◆ WHAT IS ASKED ◆
Quote every line below exactly as it reads.

◆ Saved data entries ◆
-- begin --
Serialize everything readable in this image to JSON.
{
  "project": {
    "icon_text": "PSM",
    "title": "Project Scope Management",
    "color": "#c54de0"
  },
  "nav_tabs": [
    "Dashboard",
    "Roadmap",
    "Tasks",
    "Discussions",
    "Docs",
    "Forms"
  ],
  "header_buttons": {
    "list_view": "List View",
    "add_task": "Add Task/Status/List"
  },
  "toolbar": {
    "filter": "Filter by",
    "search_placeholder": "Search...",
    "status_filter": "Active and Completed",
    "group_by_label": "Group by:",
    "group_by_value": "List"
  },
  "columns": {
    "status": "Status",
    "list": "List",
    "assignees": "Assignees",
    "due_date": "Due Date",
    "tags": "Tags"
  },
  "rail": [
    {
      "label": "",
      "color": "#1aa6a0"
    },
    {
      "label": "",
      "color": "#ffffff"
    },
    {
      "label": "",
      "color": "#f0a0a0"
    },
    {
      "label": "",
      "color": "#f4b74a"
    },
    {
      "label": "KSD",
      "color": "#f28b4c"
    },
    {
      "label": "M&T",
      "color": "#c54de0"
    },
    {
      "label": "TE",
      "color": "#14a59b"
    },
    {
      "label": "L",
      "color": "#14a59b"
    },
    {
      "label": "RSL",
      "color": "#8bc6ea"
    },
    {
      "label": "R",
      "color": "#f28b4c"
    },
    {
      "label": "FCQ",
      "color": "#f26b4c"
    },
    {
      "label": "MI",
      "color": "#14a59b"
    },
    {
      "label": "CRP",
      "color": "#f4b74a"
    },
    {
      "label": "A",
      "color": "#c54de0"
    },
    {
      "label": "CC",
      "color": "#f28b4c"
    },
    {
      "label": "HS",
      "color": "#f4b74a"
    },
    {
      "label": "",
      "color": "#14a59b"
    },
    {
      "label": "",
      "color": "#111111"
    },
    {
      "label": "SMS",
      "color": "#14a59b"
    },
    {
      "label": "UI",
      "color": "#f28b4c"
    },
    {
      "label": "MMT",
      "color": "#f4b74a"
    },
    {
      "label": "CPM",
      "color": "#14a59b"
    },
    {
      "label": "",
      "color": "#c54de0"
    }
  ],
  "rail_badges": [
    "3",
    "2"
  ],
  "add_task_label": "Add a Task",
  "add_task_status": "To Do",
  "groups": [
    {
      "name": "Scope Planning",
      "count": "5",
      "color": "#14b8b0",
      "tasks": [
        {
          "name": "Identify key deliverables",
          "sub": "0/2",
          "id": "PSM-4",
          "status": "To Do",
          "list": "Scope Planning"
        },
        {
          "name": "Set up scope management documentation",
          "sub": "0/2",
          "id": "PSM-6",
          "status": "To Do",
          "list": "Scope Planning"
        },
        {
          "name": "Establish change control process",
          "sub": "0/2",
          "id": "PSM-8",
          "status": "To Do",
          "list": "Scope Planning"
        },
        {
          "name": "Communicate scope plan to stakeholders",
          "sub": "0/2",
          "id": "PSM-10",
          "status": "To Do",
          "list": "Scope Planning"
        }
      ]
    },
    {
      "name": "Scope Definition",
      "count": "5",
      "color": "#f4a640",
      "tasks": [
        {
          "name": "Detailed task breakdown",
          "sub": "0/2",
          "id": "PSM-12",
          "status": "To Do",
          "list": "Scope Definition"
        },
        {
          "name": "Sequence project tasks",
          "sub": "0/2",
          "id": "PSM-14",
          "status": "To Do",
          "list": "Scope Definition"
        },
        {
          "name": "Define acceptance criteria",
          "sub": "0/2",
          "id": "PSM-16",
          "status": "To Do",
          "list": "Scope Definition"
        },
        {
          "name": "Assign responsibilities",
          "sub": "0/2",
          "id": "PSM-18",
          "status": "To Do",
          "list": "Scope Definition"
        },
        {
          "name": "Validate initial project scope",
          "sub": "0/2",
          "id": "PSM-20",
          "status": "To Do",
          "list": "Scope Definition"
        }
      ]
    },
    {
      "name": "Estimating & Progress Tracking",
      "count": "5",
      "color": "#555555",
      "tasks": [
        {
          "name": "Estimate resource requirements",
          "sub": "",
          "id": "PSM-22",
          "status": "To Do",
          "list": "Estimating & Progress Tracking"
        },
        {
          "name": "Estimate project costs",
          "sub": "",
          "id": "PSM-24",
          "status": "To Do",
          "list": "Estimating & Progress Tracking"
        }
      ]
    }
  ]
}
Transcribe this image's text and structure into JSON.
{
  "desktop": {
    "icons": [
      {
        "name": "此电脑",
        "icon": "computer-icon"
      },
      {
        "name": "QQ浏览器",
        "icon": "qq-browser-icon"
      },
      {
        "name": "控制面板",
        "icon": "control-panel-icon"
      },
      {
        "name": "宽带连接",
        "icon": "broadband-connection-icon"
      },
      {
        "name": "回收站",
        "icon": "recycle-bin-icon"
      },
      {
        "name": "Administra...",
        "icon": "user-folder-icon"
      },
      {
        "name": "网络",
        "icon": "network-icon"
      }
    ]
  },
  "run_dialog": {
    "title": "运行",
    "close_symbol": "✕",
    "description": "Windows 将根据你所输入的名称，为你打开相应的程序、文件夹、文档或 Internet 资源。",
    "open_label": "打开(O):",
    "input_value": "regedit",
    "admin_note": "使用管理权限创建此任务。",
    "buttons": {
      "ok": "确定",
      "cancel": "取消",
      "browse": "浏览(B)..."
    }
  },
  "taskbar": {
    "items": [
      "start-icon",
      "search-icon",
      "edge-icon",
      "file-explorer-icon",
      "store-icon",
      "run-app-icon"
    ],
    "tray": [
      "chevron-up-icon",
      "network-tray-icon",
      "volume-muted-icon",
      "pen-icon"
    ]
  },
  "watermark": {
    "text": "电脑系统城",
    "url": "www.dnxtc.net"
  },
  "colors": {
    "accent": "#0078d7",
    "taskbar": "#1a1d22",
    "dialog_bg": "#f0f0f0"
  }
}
-- end --
◆ TASK ANSWER ◆
Serialize everything readable in this image to JSON.
{
  "project": {
    "icon_text": "PSM",
    "title": "Project Scope Management",
    "color": "#c54de0"
  },
  "nav_tabs": [
    "Dashboard",
    "Roadmap",
    "Tasks",
    "Discussions",
    "Docs",
    "Forms"
  ],
  "header_buttons": {
    "list_view": "List View",
    "add_task": "Add Task/Status/List"
  },
  "toolbar": {
    "filter": "Filter by",
    "search_placeholder": "Search...",
    "status_filter": "Active and Completed",
    "group_by_label": "Group by:",
    "group_by_value": "List"
  },
  "columns": {
    "status": "Status",
    "list": "List",
    "assignees": "Assignees",
    "due_date": "Due Date",
    "tags": "Tags"
  },
  "rail": [
    {
      "label": "",
      "color": "#1aa6a0"
    },
    {
      "label": "",
      "color": "#ffffff"
    },
    {
      "label": "",
      "color": "#f0a0a0"
    },
    {
      "label": "",
      "color": "#f4b74a"
    },
    {
      "label": "KSD",
      "color": "#f28b4c"
    },
    {
      "label": "M&T",
      "color": "#c54de0"
    },
    {
      "label": "TE",
      "color": "#14a59b"
    },
    {
      "label": "L",
      "color": "#14a59b"
    },
    {
      "label": "RSL",
      "color": "#8bc6ea"
    },
    {
      "label": "R",
      "color": "#f28b4c"
    },
    {
      "label": "FCQ",
      "color": "#f26b4c"
    },
    {
      "label": "MI",
      "color": "#14a59b"
    },
    {
      "label": "CRP",
      "color": "#f4b74a"
    },
    {
      "label": "A",
      "color": "#c54de0"
    },
    {
      "label": "CC",
      "color": "#f28b4c"
    },
    {
      "label": "HS",
      "color": "#f4b74a"
    },
    {
      "label": "",
      "color": "#14a59b"
    },
    {
      "label": "",
      "color": "#111111"
    },
    {
      "label": "SMS",
      "color": "#14a59b"
    },
    {
      "label": "UI",
      "color": "#f28b4c"
    },
    {
      "label": "MMT",
      "color": "#f4b74a"
    },
    {
      "label": "CPM",
      "color": "#14a59b"
    },
    {
      "label": "",
      "color": "#c54de0"
    }
  ],
  "rail_badges": [
    "3",
    "2"
  ],
  "add_task_label": "Add a Task",
  "add_task_status": "To Do",
  "groups": [
    {
      "name": "Scope Planning",
      "count": "5",
      "color": "#14b8b0",
      "tasks": [
        {
          "name": "Identify key deliverables",
          "sub": "0/2",
          "id": "PSM-4",
          "status": "To Do",
          "list": "Scope Planning"
        },
        {
          "name": "Set up scope management documentation",
          "sub": "0/2",
          "id": "PSM-6",
          "status": "To Do",
          "list": "Scope Planning"
        },
        {
          "name": "Establish change control process",
          "sub": "0/2",
          "id": "PSM-8",
          "status": "To Do",
          "list": "Scope Planning"
        },
        {
          "name": "Communicate scope plan to stakeholders",
          "sub": "0/2",
          "id": "PSM-10",
          "status": "To Do",
          "list": "Scope Planning"
        }
      ]
    },
    {
      "name": "Scope Definition",
      "count": "5",
      "color": "#f4a640",
      "tasks": [
        {
          "name": "Detailed task breakdown",
          "sub": "0/2",
          "id": "PSM-12",
          "status": "To Do",
          "list": "Scope Definition"
        },
        {
          "name": "Sequence project tasks",
          "sub": "0/2",
          "id": "PSM-14",
          "status": "To Do",
          "list": "Scope Definition"
        },
        {
          "name": "Define acceptance criteria",
          "sub": "0/2",
          "id": "PSM-16",
          "status": "To Do",
          "list": "Scope Definition"
        },
        {
          "name": "Assign responsibilities",
          "sub": "0/2",
          "id": "PSM-18",
          "status": "To Do",
          "list": "Scope Definition"
        },
        {
          "name": "Validate initial project scope",
          "sub": "0/2",
          "id": "PSM-20",
          "status": "To Do",
          "list": "Scope Definition"
        }
      ]
    },
    {
      "name": "Estimating & Progress Tracking",
      "count": "5",
      "color": "#555555",
      "tasks": [
        {
          "name": "Estimate resource requirements",
          "sub": "",
          "id": "PSM-22",
          "status": "To Do",
          "list": "Estimating & Progress Tracking"
        },
        {
          "name": "Estimate project costs",
          "sub": "",
          "id": "PSM-24",
          "status": "To Do",
          "list": "Estimating & Progress Tracking"
        }
      ]
    }
  ]
}
Transcribe this image's text and structure into JSON.
{
  "desktop": {
    "icons": [
      {
        "name": "此电脑",
        "icon": "computer-icon"
      },
      {
        "name": "QQ浏览器",
        "icon": "qq-browser-icon"
      },
      {
        "name": "控制面板",
        "icon": "control-panel-icon"
      },
      {
        "name": "宽带连接",
        "icon": "broadband-connection-icon"
      },
      {
        "name": "回收站",
        "icon": "recycle-bin-icon"
      },
      {
        "name": "Administra...",
        "icon": "user-folder-icon"
      },
      {
        "name": "网络",
        "icon": "network-icon"
      }
    ]
  },
  "run_dialog": {
    "title": "运行",
    "close_symbol": "✕",
    "description": "Windows 将根据你所输入的名称，为你打开相应的程序、文件夹、文档或 Internet 资源。",
    "open_label": "打开(O):",
    "input_value": "regedit",
    "admin_note": "使用管理权限创建此任务。",
    "buttons": {
      "ok": "确定",
      "cancel": "取消",
      "browse": "浏览(B)..."
    }
  },
  "taskbar": {
    "items": [
      "start-icon",
      "search-icon",
      "edge-icon",
      "file-explorer-icon",
      "store-icon",
      "run-app-icon"
    ],
    "tray": [
      "chevron-up-icon",
      "network-tray-icon",
      "volume-muted-icon",
      "pen-icon"
    ]
  },
  "watermark": {
    "text": "电脑系统城",
    "url": "www.dnxtc.net"
  },
  "colors": {
    "accent": "#0078d7",
    "taskbar": "#1a1d22",
    "dialog_bg": "#f0f0f0"
  }
}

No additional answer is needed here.